YOUR TASK ▸ Give the listing again character for character, but drop the images.

:::

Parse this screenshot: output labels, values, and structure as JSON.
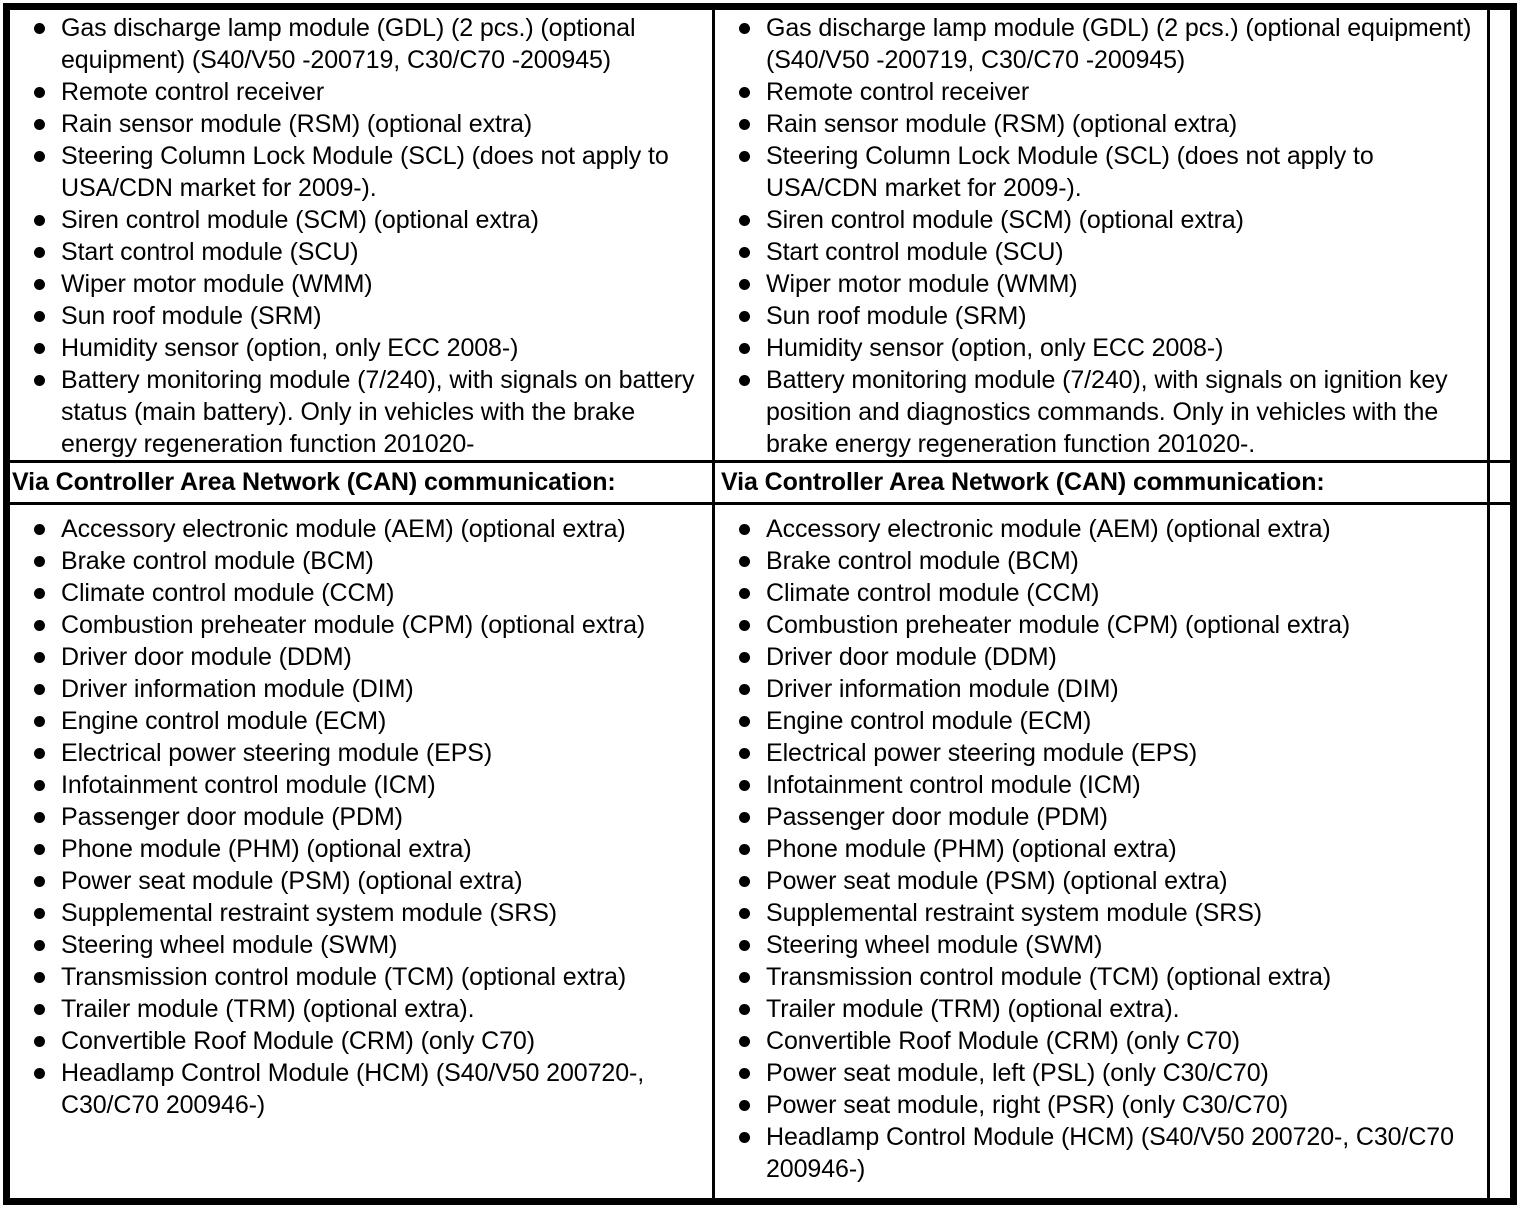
{
  "colors": {
    "background": "#ffffff",
    "text": "#000000",
    "border": "#000000"
  },
  "sections": {
    "direct": {
      "left_items": [
        "Gas discharge lamp module (GDL) (2 pcs.) (optional equipment) (S40/V50 -200719, C30/C70 -200945)",
        "Remote control receiver",
        "Rain sensor module (RSM) (optional extra)",
        "Steering Column Lock Module (SCL) (does not apply to USA/CDN market for 2009-).",
        "Siren control module (SCM) (optional extra)",
        "Start control module (SCU)",
        "Wiper motor module (WMM)",
        "Sun roof module (SRM)",
        "Humidity sensor (option, only ECC 2008-)",
        "Battery monitoring module (7/240), with signals on battery status (main battery). Only in vehicles with the brake energy regeneration function 201020-"
      ],
      "right_items": [
        "Gas discharge lamp module (GDL) (2 pcs.) (optional equipment) (S40/V50 -200719, C30/C70 -200945)",
        "Remote control receiver",
        "Rain sensor module (RSM) (optional extra)",
        "Steering Column Lock Module (SCL) (does not apply to USA/CDN market for 2009-).",
        "Siren control module (SCM) (optional extra)",
        "Start control module (SCU)",
        "Wiper motor module (WMM)",
        "Sun roof module (SRM)",
        "Humidity sensor (option, only ECC 2008-)",
        "Battery monitoring module (7/240), with signals on ignition key position and diagnostics commands. Only in vehicles with the brake energy regeneration function 201020-."
      ]
    },
    "can_header": {
      "left": "Via Controller Area Network (CAN) communication:",
      "right": "Via Controller Area Network (CAN) communication:"
    },
    "can": {
      "left_items": [
        "Accessory electronic module (AEM) (optional extra)",
        "Brake control module (BCM)",
        "Climate control module (CCM)",
        "Combustion preheater module (CPM) (optional extra)",
        "Driver door module (DDM)",
        "Driver information module (DIM)",
        "Engine control module (ECM)",
        "Electrical power steering module (EPS)",
        "Infotainment control module (ICM)",
        "Passenger door module (PDM)",
        "Phone module (PHM) (optional extra)",
        "Power seat module (PSM) (optional extra)",
        "Supplemental restraint system module (SRS)",
        "Steering wheel module (SWM)",
        "Transmission control module (TCM) (optional extra)",
        "Trailer module (TRM) (optional extra).",
        "Convertible Roof Module (CRM) (only C70)",
        "Headlamp Control Module (HCM) (S40/V50 200720-, C30/C70 200946-)"
      ],
      "right_items": [
        "Accessory electronic module (AEM) (optional extra)",
        "Brake control module (BCM)",
        "Climate control module (CCM)",
        "Combustion preheater module (CPM) (optional extra)",
        "Driver door module (DDM)",
        "Driver information module (DIM)",
        "Engine control module (ECM)",
        "Electrical power steering module (EPS)",
        "Infotainment control module (ICM)",
        "Passenger door module (PDM)",
        "Phone module (PHM) (optional extra)",
        "Power seat module (PSM) (optional extra)",
        "Supplemental restraint system module (SRS)",
        "Steering wheel module (SWM)",
        "Transmission control module (TCM) (optional extra)",
        "Trailer module (TRM) (optional extra).",
        "Convertible Roof Module (CRM) (only C70)",
        "Power seat module, left (PSL) (only C30/C70)",
        "Power seat module, right (PSR) (only C30/C70)",
        "Headlamp Control Module (HCM) (S40/V50 200720-, C30/C70 200946-)"
      ]
    }
  }
}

:::

WRITTEN SOLUTION ▸
Parse this screenshot: output labels, values, and structure as JSON.
{
  "colors": {
    "background": "#ffffff",
    "text": "#000000",
    "border": "#000000"
  },
  "sections": {
    "direct": {
      "left_items": [
        "Gas discharge lamp module (GDL) (2 pcs.) (optional equipment) (S40/V50 -200719, C30/C70 -200945)",
        "Remote control receiver",
        "Rain sensor module (RSM) (optional extra)",
        "Steering Column Lock Module (SCL) (does not apply to USA/CDN market for 2009-).",
        "Siren control module (SCM) (optional extra)",
        "Start control module (SCU)",
        "Wiper motor module (WMM)",
        "Sun roof module (SRM)",
        "Humidity sensor (option, only ECC 2008-)",
        "Battery monitoring module (7/240), with signals on battery status (main battery). Only in vehicles with the brake energy regeneration function 201020-"
      ],
      "right_items": [
        "Gas discharge lamp module (GDL) (2 pcs.) (optional equipment) (S40/V50 -200719, C30/C70 -200945)",
        "Remote control receiver",
        "Rain sensor module (RSM) (optional extra)",
        "Steering Column Lock Module (SCL) (does not apply to USA/CDN market for 2009-).",
        "Siren control module (SCM) (optional extra)",
        "Start control module (SCU)",
        "Wiper motor module (WMM)",
        "Sun roof module (SRM)",
        "Humidity sensor (option, only ECC 2008-)",
        "Battery monitoring module (7/240), with signals on ignition key position and diagnostics commands. Only in vehicles with the brake energy regeneration function 201020-."
      ]
    },
    "can_header": {
      "left": "Via Controller Area Network (CAN) communication:",
      "right": "Via Controller Area Network (CAN) communication:"
    },
    "can": {
      "left_items": [
        "Accessory electronic module (AEM) (optional extra)",
        "Brake control module (BCM)",
        "Climate control module (CCM)",
        "Combustion preheater module (CPM) (optional extra)",
        "Driver door module (DDM)",
        "Driver information module (DIM)",
        "Engine control module (ECM)",
        "Electrical power steering module (EPS)",
        "Infotainment control module (ICM)",
        "Passenger door module (PDM)",
        "Phone module (PHM) (optional extra)",
        "Power seat module (PSM) (optional extra)",
        "Supplemental restraint system module (SRS)",
        "Steering wheel module (SWM)",
        "Transmission control module (TCM) (optional extra)",
        "Trailer module (TRM) (optional extra).",
        "Convertible Roof Module (CRM) (only C70)",
        "Headlamp Control Module (HCM) (S40/V50 200720-, C30/C70 200946-)"
      ],
      "right_items": [
        "Accessory electronic module (AEM) (optional extra)",
        "Brake control module (BCM)",
        "Climate control module (CCM)",
        "Combustion preheater module (CPM) (optional extra)",
        "Driver door module (DDM)",
        "Driver information module (DIM)",
        "Engine control module (ECM)",
        "Electrical power steering module (EPS)",
        "Infotainment control module (ICM)",
        "Passenger door module (PDM)",
        "Phone module (PHM) (optional extra)",
        "Power seat module (PSM) (optional extra)",
        "Supplemental restraint system module (SRS)",
        "Steering wheel module (SWM)",
        "Transmission control module (TCM) (optional extra)",
        "Trailer module (TRM) (optional extra).",
        "Convertible Roof Module (CRM) (only C70)",
        "Power seat module, left (PSL) (only C30/C70)",
        "Power seat module, right (PSR) (only C30/C70)",
        "Headlamp Control Module (HCM) (S40/V50 200720-, C30/C70 200946-)"
      ]
    }
  }
}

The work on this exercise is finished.